(WRITTEN TASK):
Print the data exactly as it is given, please.

Data records
-- START --

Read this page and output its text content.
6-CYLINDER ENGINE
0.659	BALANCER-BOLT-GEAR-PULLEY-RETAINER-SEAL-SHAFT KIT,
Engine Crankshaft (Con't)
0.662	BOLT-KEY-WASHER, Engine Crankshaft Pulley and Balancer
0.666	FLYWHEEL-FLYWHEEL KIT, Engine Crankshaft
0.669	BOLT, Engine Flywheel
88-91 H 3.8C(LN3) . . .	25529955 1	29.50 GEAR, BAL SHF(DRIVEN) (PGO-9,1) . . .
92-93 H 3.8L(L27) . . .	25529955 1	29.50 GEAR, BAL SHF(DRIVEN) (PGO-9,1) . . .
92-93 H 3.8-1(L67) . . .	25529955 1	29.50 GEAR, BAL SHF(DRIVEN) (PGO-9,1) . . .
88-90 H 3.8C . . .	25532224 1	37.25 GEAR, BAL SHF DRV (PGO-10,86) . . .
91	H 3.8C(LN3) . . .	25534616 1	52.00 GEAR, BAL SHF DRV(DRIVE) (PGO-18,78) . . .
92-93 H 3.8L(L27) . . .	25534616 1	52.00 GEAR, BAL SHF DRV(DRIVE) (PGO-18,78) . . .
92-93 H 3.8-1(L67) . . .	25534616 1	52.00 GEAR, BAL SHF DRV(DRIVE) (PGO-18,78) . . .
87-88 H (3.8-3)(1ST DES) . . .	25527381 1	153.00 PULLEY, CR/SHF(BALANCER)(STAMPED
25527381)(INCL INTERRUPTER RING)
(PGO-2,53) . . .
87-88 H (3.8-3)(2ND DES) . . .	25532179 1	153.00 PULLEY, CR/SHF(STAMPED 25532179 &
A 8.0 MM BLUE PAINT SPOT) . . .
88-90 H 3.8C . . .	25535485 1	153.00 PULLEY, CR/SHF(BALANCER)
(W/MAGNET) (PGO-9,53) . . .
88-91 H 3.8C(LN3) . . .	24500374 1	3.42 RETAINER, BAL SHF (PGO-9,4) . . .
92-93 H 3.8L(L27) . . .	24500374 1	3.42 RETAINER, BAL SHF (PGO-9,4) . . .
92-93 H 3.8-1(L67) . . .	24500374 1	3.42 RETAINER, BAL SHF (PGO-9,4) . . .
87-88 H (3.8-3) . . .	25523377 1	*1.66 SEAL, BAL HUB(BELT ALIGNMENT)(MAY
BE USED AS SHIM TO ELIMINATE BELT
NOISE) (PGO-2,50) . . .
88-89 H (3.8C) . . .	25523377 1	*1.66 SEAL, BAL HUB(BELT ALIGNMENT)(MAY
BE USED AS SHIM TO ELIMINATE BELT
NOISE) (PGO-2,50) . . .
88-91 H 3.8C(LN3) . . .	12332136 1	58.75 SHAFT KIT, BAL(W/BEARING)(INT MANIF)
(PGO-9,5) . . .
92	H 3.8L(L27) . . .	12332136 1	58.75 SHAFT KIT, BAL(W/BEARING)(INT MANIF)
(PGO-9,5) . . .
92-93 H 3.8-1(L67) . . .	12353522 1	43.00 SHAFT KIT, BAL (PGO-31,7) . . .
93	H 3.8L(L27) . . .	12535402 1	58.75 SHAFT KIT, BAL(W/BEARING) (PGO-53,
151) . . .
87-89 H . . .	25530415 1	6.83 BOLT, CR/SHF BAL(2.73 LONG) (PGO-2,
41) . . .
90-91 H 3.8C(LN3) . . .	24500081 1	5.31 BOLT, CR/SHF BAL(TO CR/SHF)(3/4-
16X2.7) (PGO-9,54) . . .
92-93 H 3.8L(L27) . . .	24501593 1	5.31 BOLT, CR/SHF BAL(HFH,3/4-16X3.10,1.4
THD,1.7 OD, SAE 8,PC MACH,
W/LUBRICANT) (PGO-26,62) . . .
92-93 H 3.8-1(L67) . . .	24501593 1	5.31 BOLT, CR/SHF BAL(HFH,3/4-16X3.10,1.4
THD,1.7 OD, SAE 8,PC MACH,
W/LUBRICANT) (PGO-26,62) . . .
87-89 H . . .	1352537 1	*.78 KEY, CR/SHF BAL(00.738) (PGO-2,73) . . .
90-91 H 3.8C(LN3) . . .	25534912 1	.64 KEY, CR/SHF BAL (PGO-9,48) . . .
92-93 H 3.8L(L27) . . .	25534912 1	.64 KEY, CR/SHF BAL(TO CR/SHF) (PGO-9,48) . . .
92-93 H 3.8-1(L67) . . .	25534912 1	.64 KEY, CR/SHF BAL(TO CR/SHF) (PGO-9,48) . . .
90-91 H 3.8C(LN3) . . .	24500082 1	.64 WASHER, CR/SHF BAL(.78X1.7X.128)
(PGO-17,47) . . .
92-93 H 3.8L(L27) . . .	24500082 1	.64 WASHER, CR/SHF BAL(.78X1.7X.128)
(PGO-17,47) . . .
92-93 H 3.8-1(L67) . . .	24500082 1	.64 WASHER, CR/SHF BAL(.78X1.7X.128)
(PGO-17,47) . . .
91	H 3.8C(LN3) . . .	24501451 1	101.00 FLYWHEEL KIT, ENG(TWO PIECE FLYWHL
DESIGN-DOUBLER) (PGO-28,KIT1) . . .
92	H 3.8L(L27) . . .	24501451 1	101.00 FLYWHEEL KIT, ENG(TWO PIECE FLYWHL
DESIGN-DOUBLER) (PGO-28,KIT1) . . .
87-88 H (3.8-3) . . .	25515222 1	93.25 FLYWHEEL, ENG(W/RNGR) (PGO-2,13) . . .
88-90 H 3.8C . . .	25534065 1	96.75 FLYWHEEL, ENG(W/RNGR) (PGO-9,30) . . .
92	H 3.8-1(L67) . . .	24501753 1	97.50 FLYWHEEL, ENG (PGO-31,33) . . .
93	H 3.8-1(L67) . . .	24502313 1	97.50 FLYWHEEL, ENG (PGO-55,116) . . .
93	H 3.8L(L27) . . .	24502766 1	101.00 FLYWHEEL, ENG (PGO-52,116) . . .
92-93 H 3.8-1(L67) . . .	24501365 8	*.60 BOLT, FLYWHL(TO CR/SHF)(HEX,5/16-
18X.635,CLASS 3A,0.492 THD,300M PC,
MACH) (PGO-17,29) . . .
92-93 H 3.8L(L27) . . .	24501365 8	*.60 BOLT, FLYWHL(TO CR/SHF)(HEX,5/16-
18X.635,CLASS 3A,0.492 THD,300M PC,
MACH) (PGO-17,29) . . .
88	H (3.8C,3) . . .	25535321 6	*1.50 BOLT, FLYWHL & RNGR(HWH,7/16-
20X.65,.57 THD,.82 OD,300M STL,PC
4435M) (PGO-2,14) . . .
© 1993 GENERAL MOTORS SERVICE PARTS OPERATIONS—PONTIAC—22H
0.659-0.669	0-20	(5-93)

-- END --

(REPLY):
Read this page and output its text content.
6-CYLINDER ENGINE
0.659	BALANCER-BOLT-GEAR-PULLEY-RETAINER-SEAL-SHAFT KIT,
Engine Crankshaft (Con't)
0.662	BOLT-KEY-WASHER, Engine Crankshaft Pulley and Balancer
0.666	FLYWHEEL-FLYWHEEL KIT, Engine Crankshaft
0.669	BOLT, Engine Flywheel
88-91 H 3.8C(LN3) . . .	25529955 1	29.50 GEAR, BAL SHF(DRIVEN) (PGO-9,1) . . .
92-93 H 3.8L(L27) . . .	25529955 1	29.50 GEAR, BAL SHF(DRIVEN) (PGO-9,1) . . .
92-93 H 3.8-1(L67) . . .	25529955 1	29.50 GEAR, BAL SHF(DRIVEN) (PGO-9,1) . . .
88-90 H 3.8C . . .	25532224 1	37.25 GEAR, BAL SHF DRV (PGO-10,86) . . .
91	H 3.8C(LN3) . . .	25534616 1	52.00 GEAR, BAL SHF DRV(DRIVE) (PGO-18,78) . . .
92-93 H 3.8L(L27) . . .	25534616 1	52.00 GEAR, BAL SHF DRV(DRIVE) (PGO-18,78) . . .
92-93 H 3.8-1(L67) . . .	25534616 1	52.00 GEAR, BAL SHF DRV(DRIVE) (PGO-18,78) . . .
87-88 H (3.8-3)(1ST DES) . . .	25527381 1	153.00 PULLEY, CR/SHF(BALANCER)(STAMPED
25527381)(INCL INTERRUPTER RING)
(PGO-2,53) . . .
87-88 H (3.8-3)(2ND DES) . . .	25532179 1	153.00 PULLEY, CR/SHF(STAMPED 25532179 &
A 8.0 MM BLUE PAINT SPOT) . . .
88-90 H 3.8C . . .	25535485 1	153.00 PULLEY, CR/SHF(BALANCER)
(W/MAGNET) (PGO-9,53) . . .
88-91 H 3.8C(LN3) . . .	24500374 1	3.42 RETAINER, BAL SHF (PGO-9,4) . . .
92-93 H 3.8L(L27) . . .	24500374 1	3.42 RETAINER, BAL SHF (PGO-9,4) . . .
92-93 H 3.8-1(L67) . . .	24500374 1	3.42 RETAINER, BAL SHF (PGO-9,4) . . .
87-88 H (3.8-3) . . .	25523377 1	*1.66 SEAL, BAL HUB(BELT ALIGNMENT)(MAY
BE USED AS SHIM TO ELIMINATE BELT
NOISE) (PGO-2,50) . . .
88-89 H (3.8C) . . .	25523377 1	*1.66 SEAL, BAL HUB(BELT ALIGNMENT)(MAY
BE USED AS SHIM TO ELIMINATE BELT
NOISE) (PGO-2,50) . . .
88-91 H 3.8C(LN3) . . .	12332136 1	58.75 SHAFT KIT, BAL(W/BEARING)(INT MANIF)
(PGO-9,5) . . .
92	H 3.8L(L27) . . .	12332136 1	58.75 SHAFT KIT, BAL(W/BEARING)(INT MANIF)
(PGO-9,5) . . .
92-93 H 3.8-1(L67) . . .	12353522 1	43.00 SHAFT KIT, BAL (PGO-31,7) . . .
93	H 3.8L(L27) . . .	12535402 1	58.75 SHAFT KIT, BAL(W/BEARING) (PGO-53,
151) . . .
87-89 H . . .	25530415 1	6.83 BOLT, CR/SHF BAL(2.73 LONG) (PGO-2,
41) . . .
90-91 H 3.8C(LN3) . . .	24500081 1	5.31 BOLT, CR/SHF BAL(TO CR/SHF)(3/4-
16X2.7) (PGO-9,54) . . .
92-93 H 3.8L(L27) . . .	24501593 1	5.31 BOLT, CR/SHF BAL(HFH,3/4-16X3.10,1.4
THD,1.7 OD, SAE 8,PC MACH,
W/LUBRICANT) (PGO-26,62) . . .
92-93 H 3.8-1(L67) . . .	24501593 1	5.31 BOLT, CR/SHF BAL(HFH,3/4-16X3.10,1.4
THD,1.7 OD, SAE 8,PC MACH,
W/LUBRICANT) (PGO-26,62) . . .
87-89 H . . .	1352537 1	*.78 KEY, CR/SHF BAL(00.738) (PGO-2,73) . . .
90-91 H 3.8C(LN3) . . .	25534912 1	.64 KEY, CR/SHF BAL (PGO-9,48) . . .
92-93 H 3.8L(L27) . . .	25534912 1	.64 KEY, CR/SHF BAL(TO CR/SHF) (PGO-9,48) . . .
92-93 H 3.8-1(L67) . . .	25534912 1	.64 KEY, CR/SHF BAL(TO CR/SHF) (PGO-9,48) . . .
90-91 H 3.8C(LN3) . . .	24500082 1	.64 WASHER, CR/SHF BAL(.78X1.7X.128)
(PGO-17,47) . . .
92-93 H 3.8L(L27) . . .	24500082 1	.64 WASHER, CR/SHF BAL(.78X1.7X.128)
(PGO-17,47) . . .
92-93 H 3.8-1(L67) . . .	24500082 1	.64 WASHER, CR/SHF BAL(.78X1.7X.128)
(PGO-17,47) . . .
91	H 3.8C(LN3) . . .	24501451 1	101.00 FLYWHEEL KIT, ENG(TWO PIECE FLYWHL
DESIGN-DOUBLER) (PGO-28,KIT1) . . .
92	H 3.8L(L27) . . .	24501451 1	101.00 FLYWHEEL KIT, ENG(TWO PIECE FLYWHL
DESIGN-DOUBLER) (PGO-28,KIT1) . . .
87-88 H (3.8-3) . . .	25515222 1	93.25 FLYWHEEL, ENG(W/RNGR) (PGO-2,13) . . .
88-90 H 3.8C . . .	25534065 1	96.75 FLYWHEEL, ENG(W/RNGR) (PGO-9,30) . . .
92	H 3.8-1(L67) . . .	24501753 1	97.50 FLYWHEEL, ENG (PGO-31,33) . . .
93	H 3.8-1(L67) . . .	24502313 1	97.50 FLYWHEEL, ENG (PGO-55,116) . . .
93	H 3.8L(L27) . . .	24502766 1	101.00 FLYWHEEL, ENG (PGO-52,116) . . .
92-93 H 3.8-1(L67) . . .	24501365 8	*.60 BOLT, FLYWHL(TO CR/SHF)(HEX,5/16-
18X.635,CLASS 3A,0.492 THD,300M PC,
MACH) (PGO-17,29) . . .
92-93 H 3.8L(L27) . . .	24501365 8	*.60 BOLT, FLYWHL(TO CR/SHF)(HEX,5/16-
18X.635,CLASS 3A,0.492 THD,300M PC,
MACH) (PGO-17,29) . . .
88	H (3.8C,3) . . .	25535321 6	*1.50 BOLT, FLYWHL & RNGR(HWH,7/16-
20X.65,.57 THD,.82 OD,300M STL,PC
4435M) (PGO-2,14) . . .
© 1993 GENERAL MOTORS SERVICE PARTS OPERATIONS—PONTIAC—22H
0.659-0.669	0-20	(5-93)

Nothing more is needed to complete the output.